▶ **Consigna**:
Extrae literalmente del texto sobre la violencia contra la infancia en Colombia, que aparece más abajo, el pasaje que comienza con las palabras "En el rincón" y termina con "que nadie acuna.".

▶ **Fragmento seleccionado**:
---

En el rincón más oscuro de nuestra sociedad, la infancia es herida con la daga de la violencia y la indiferencia.
Esta semana, Colombia despertó estremecida por una tragedia que junto con otra que ocurrió el mes pasado clavan su eco en el alma colectiva: un padre que apagó las vidas de sus dos hijos en Bogotá y otro que, cegado por la ira, este lunes lanzó a su pequeña desde un tercer piso en Jamundí.
Historias desgarradoras que se convierten en titulares, pero que no son excepciones en un país donde la violencia intrafamiliar se respira como un aire tóxico que nadie parece querer purificar.
Lo más aterrador no son estos casos que llegan a las portadas; son los cientos, quizás millas, que jamás conoceremos. Los niños cuyos gritos se pierden entre paredes silenciosas, las marcas que nunca serán fotografiadas, los llantos que nadie acuna.
¿Cuántos hogares, en apariencia normales, ocultan tragedias cotidianas que no tienen espacio en las noticias? La violencia contra los niños no es solo un problema familiar, es una falla estructural, una omisión colectiva.
Estos pequeños no son propiedad de nadie, no son trofeos en disputas ni recipientes de frustraciones; son responsabilidad de todos, una promesa de un futuro mejor que estamos traicionando.
Vivimos en un país donde la normalización de la agresión es la verdadera pandemia, donde nos hemos acostumbrado a tolerar lo intolerable.

---

▶ **Datos proporcionados**:
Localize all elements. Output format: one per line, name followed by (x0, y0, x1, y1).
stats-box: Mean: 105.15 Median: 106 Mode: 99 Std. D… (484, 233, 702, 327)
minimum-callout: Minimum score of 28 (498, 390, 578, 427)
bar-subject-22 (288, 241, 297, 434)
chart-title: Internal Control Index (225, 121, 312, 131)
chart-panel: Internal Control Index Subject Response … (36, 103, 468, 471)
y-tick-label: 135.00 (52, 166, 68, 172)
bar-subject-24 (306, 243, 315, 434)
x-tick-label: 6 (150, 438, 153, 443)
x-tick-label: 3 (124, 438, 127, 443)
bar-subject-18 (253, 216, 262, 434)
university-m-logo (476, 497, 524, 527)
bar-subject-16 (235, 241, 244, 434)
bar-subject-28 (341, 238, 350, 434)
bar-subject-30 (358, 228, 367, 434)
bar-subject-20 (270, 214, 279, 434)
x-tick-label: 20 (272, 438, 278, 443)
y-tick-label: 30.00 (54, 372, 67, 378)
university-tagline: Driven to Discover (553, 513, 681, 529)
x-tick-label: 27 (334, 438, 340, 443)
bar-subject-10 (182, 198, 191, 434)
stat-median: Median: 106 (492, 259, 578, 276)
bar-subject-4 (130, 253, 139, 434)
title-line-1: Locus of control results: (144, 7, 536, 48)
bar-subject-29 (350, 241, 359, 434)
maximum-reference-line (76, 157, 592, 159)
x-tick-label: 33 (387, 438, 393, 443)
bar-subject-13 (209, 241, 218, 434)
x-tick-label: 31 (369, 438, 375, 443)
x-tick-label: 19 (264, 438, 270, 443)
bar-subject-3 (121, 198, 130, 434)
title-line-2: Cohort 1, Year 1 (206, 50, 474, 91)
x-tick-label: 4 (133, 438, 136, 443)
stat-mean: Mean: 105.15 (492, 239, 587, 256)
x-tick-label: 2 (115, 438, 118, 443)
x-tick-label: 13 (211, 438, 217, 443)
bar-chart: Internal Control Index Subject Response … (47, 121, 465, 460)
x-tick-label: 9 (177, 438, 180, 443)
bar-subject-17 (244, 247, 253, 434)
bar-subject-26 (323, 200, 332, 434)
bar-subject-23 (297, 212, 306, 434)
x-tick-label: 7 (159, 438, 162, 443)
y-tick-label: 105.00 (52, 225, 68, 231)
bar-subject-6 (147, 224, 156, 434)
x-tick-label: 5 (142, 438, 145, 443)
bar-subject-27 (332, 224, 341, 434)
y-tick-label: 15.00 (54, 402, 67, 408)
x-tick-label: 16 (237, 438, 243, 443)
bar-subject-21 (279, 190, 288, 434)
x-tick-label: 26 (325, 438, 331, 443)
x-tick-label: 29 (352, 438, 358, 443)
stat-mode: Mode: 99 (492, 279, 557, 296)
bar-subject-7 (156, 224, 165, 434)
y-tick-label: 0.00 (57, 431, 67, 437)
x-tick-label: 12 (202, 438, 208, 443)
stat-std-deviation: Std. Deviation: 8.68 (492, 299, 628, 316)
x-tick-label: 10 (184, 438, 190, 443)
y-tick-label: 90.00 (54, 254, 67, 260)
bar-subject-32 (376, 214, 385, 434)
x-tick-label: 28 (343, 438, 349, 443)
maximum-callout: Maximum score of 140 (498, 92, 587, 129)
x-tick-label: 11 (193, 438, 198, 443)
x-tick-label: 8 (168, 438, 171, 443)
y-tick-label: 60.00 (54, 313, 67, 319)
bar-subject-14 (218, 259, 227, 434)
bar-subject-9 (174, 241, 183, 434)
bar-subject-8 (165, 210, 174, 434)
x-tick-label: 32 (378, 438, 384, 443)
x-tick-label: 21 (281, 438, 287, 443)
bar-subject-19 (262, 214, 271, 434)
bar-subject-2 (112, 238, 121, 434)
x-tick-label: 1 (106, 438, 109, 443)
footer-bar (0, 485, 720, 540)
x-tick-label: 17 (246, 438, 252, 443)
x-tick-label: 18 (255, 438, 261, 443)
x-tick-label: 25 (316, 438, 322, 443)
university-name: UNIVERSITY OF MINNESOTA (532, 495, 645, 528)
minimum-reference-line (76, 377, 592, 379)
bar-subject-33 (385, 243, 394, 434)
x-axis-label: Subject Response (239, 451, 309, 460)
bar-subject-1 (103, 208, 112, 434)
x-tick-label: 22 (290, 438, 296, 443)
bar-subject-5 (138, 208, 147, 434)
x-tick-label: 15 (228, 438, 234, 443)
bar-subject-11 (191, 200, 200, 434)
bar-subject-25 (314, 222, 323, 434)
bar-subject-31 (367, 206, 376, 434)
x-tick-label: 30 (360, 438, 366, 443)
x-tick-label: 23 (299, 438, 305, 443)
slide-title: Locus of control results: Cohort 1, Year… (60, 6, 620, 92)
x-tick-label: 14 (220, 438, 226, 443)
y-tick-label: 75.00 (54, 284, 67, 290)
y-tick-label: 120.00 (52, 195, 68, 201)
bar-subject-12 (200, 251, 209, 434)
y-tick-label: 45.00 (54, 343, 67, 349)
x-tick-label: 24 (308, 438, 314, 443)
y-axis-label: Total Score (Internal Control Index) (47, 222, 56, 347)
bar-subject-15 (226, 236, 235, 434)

---

▶ **Respuesta**:
En el rincón más oscuro de nuestra sociedad, la infancia es herida con la daga de la violencia y la indiferencia.
Esta semana, Colombia despertó estremecida por una tragedia que junto con otra que ocurrió el mes pasado clavan su eco en el alma colectiva: un padre que apagó las vidas de sus dos hijos en Bogotá y otro que, cegado por la ira, este lunes lanzó a su pequeña desde un tercer piso en Jamundí.
Historias desgarradoras que se convierten en titulares, pero que no son excepciones en un país donde la violencia intrafamiliar se respira como un aire tóxico que nadie parece querer purificar.
Lo más aterrador no son estos casos que llegan a las portadas; son los cientos, quizás millas, que jamás conoceremos. Los niños cuyos gritos se pierden entre paredes silenciosas, las marcas que nunca serán fotografiadas, los llantos que nadie acuna.